* BEGIN Data section *

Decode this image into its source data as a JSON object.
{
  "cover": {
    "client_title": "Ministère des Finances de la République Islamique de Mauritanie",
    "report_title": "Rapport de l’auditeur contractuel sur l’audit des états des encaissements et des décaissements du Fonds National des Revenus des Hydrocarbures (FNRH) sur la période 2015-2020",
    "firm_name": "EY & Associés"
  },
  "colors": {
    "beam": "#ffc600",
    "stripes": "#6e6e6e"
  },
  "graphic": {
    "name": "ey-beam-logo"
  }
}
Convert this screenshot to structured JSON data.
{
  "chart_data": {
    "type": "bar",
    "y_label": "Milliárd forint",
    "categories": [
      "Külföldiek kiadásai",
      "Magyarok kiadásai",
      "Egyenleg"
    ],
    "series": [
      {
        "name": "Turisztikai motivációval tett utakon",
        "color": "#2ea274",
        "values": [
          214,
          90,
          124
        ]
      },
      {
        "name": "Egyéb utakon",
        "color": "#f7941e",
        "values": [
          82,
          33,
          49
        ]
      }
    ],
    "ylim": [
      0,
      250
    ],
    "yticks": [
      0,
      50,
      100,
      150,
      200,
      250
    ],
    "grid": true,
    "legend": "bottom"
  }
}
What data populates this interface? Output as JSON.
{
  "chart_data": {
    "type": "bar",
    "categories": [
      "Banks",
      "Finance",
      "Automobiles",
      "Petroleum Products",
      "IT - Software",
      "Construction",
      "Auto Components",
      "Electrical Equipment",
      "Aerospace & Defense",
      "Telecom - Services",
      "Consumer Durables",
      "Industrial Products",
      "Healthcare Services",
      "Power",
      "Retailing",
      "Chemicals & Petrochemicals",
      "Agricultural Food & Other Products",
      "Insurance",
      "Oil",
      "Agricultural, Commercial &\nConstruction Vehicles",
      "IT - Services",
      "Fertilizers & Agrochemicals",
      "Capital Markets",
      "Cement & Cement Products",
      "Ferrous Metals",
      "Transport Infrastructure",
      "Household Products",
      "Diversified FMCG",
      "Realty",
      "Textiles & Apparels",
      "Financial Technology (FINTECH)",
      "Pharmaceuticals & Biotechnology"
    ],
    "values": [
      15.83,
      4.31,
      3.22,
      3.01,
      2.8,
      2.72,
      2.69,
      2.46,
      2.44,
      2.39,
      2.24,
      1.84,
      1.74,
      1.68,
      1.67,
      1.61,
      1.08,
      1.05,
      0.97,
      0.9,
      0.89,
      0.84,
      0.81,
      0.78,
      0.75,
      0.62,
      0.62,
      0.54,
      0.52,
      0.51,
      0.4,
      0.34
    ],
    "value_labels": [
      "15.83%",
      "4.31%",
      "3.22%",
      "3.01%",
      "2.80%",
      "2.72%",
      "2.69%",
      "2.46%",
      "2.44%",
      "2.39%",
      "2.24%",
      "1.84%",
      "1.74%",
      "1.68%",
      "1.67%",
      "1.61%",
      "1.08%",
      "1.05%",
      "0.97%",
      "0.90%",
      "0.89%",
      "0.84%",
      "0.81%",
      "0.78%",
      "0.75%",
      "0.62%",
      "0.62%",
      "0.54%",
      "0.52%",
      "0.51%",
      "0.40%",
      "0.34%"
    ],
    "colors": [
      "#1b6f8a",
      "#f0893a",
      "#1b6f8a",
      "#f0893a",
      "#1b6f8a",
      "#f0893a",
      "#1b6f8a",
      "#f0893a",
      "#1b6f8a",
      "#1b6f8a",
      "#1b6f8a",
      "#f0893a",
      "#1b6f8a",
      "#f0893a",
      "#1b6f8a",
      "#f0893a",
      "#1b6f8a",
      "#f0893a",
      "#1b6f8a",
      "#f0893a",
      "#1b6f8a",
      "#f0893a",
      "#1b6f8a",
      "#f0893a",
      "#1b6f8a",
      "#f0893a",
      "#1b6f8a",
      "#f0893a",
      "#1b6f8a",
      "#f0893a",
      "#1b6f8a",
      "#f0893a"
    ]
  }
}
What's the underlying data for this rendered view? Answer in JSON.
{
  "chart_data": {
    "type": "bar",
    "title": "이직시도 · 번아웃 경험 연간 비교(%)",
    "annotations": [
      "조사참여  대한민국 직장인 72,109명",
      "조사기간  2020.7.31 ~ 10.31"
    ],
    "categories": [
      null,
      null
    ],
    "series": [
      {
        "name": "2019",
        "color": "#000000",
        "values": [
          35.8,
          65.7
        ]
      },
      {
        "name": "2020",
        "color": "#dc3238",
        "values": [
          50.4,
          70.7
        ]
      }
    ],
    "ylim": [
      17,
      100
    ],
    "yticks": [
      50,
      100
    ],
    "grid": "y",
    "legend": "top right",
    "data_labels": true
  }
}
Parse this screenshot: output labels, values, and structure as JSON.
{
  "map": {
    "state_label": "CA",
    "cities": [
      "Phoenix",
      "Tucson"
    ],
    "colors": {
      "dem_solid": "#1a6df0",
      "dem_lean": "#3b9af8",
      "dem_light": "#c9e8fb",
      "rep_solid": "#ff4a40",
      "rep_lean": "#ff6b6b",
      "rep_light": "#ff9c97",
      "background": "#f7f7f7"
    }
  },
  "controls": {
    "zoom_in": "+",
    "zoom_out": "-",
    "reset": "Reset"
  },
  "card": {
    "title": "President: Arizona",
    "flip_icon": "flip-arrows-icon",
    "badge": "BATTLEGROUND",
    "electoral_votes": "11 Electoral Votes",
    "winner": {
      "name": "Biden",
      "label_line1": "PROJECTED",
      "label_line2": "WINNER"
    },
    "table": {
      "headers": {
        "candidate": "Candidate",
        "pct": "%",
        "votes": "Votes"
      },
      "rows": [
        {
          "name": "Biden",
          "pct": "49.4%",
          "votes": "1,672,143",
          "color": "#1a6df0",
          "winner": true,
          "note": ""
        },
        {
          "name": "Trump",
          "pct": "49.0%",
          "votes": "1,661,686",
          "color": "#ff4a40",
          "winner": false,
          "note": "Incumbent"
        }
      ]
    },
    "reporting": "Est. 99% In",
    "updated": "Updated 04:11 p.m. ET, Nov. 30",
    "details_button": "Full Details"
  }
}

* END Data section *

Exercise instructions: Repeat the data verbatim.

Written reply:
Decode this image into its source data as a JSON object.
{
  "cover": {
    "client_title": "Ministère des Finances de la République Islamique de Mauritanie",
    "report_title": "Rapport de l’auditeur contractuel sur l’audit des états des encaissements et des décaissements du Fonds National des Revenus des Hydrocarbures (FNRH) sur la période 2015-2020",
    "firm_name": "EY & Associés"
  },
  "colors": {
    "beam": "#ffc600",
    "stripes": "#6e6e6e"
  },
  "graphic": {
    "name": "ey-beam-logo"
  }
}
Convert this screenshot to structured JSON data.
{
  "chart_data": {
    "type": "bar",
    "y_label": "Milliárd forint",
    "categories": [
      "Külföldiek kiadásai",
      "Magyarok kiadásai",
      "Egyenleg"
    ],
    "series": [
      {
        "name": "Turisztikai motivációval tett utakon",
        "color": "#2ea274",
        "values": [
          214,
          90,
          124
        ]
      },
      {
        "name": "Egyéb utakon",
        "color": "#f7941e",
        "values": [
          82,
          33,
          49
        ]
      }
    ],
    "ylim": [
      0,
      250
    ],
    "yticks": [
      0,
      50,
      100,
      150,
      200,
      250
    ],
    "grid": true,
    "legend": "bottom"
  }
}
What data populates this interface? Output as JSON.
{
  "chart_data": {
    "type": "bar",
    "categories": [
      "Banks",
      "Finance",
      "Automobiles",
      "Petroleum Products",
      "IT - Software",
      "Construction",
      "Auto Components",
      "Electrical Equipment",
      "Aerospace & Defense",
      "Telecom - Services",
      "Consumer Durables",
      "Industrial Products",
      "Healthcare Services",
      "Power",
      "Retailing",
      "Chemicals & Petrochemicals",
      "Agricultural Food & Other Products",
      "Insurance",
      "Oil",
      "Agricultural, Commercial &\nConstruction Vehicles",
      "IT - Services",
      "Fertilizers & Agrochemicals",
      "Capital Markets",
      "Cement & Cement Products",
      "Ferrous Metals",
      "Transport Infrastructure",
      "Household Products",
      "Diversified FMCG",
      "Realty",
      "Textiles & Apparels",
      "Financial Technology (FINTECH)",
      "Pharmaceuticals & Biotechnology"
    ],
    "values": [
      15.83,
      4.31,
      3.22,
      3.01,
      2.8,
      2.72,
      2.69,
      2.46,
      2.44,
      2.39,
      2.24,
      1.84,
      1.74,
      1.68,
      1.67,
      1.61,
      1.08,
      1.05,
      0.97,
      0.9,
      0.89,
      0.84,
      0.81,
      0.78,
      0.75,
      0.62,
      0.62,
      0.54,
      0.52,
      0.51,
      0.4,
      0.34
    ],
    "value_labels": [
      "15.83%",
      "4.31%",
      "3.22%",
      "3.01%",
      "2.80%",
      "2.72%",
      "2.69%",
      "2.46%",
      "2.44%",
      "2.39%",
      "2.24%",
      "1.84%",
      "1.74%",
      "1.68%",
      "1.67%",
      "1.61%",
      "1.08%",
      "1.05%",
      "0.97%",
      "0.90%",
      "0.89%",
      "0.84%",
      "0.81%",
      "0.78%",
      "0.75%",
      "0.62%",
      "0.62%",
      "0.54%",
      "0.52%",
      "0.51%",
      "0.40%",
      "0.34%"
    ],
    "colors": [
      "#1b6f8a",
      "#f0893a",
      "#1b6f8a",
      "#f0893a",
      "#1b6f8a",
      "#f0893a",
      "#1b6f8a",
      "#f0893a",
      "#1b6f8a",
      "#1b6f8a",
      "#1b6f8a",
      "#f0893a",
      "#1b6f8a",
      "#f0893a",
      "#1b6f8a",
      "#f0893a",
      "#1b6f8a",
      "#f0893a",
      "#1b6f8a",
      "#f0893a",
      "#1b6f8a",
      "#f0893a",
      "#1b6f8a",
      "#f0893a",
      "#1b6f8a",
      "#f0893a",
      "#1b6f8a",
      "#f0893a",
      "#1b6f8a",
      "#f0893a",
      "#1b6f8a",
      "#f0893a"
    ]
  }
}
What's the underlying data for this rendered view? Answer in JSON.
{
  "chart_data": {
    "type": "bar",
    "title": "이직시도 · 번아웃 경험 연간 비교(%)",
    "annotations": [
      "조사참여  대한민국 직장인 72,109명",
      "조사기간  2020.7.31 ~ 10.31"
    ],
    "categories": [
      null,
      null
    ],
    "series": [
      {
        "name": "2019",
        "color": "#000000",
        "values": [
          35.8,
          65.7
        ]
      },
      {
        "name": "2020",
        "color": "#dc3238",
        "values": [
          50.4,
          70.7
        ]
      }
    ],
    "ylim": [
      17,
      100
    ],
    "yticks": [
      50,
      100
    ],
    "grid": "y",
    "legend": "top right",
    "data_labels": true
  }
}
Parse this screenshot: output labels, values, and structure as JSON.
{
  "map": {
    "state_label": "CA",
    "cities": [
      "Phoenix",
      "Tucson"
    ],
    "colors": {
      "dem_solid": "#1a6df0",
      "dem_lean": "#3b9af8",
      "dem_light": "#c9e8fb",
      "rep_solid": "#ff4a40",
      "rep_lean": "#ff6b6b",
      "rep_light": "#ff9c97",
      "background": "#f7f7f7"
    }
  },
  "controls": {
    "zoom_in": "+",
    "zoom_out": "-",
    "reset": "Reset"
  },
  "card": {
    "title": "President: Arizona",
    "flip_icon": "flip-arrows-icon",
    "badge": "BATTLEGROUND",
    "electoral_votes": "11 Electoral Votes",
    "winner": {
      "name": "Biden",
      "label_line1": "PROJECTED",
      "label_line2": "WINNER"
    },
    "table": {
      "headers": {
        "candidate": "Candidate",
        "pct": "%",
        "votes": "Votes"
      },
      "rows": [
        {
          "name": "Biden",
          "pct": "49.4%",
          "votes": "1,672,143",
          "color": "#1a6df0",
          "winner": true,
          "note": ""
        },
        {
          "name": "Trump",
          "pct": "49.0%",
          "votes": "1,661,686",
          "color": "#ff4a40",
          "winner": false,
          "note": "Incumbent"
        }
      ]
    },
    "reporting": "Est. 99% In",
    "updated": "Updated 04:11 p.m. ET, Nov. 30",
    "details_button": "Full Details"
  }
}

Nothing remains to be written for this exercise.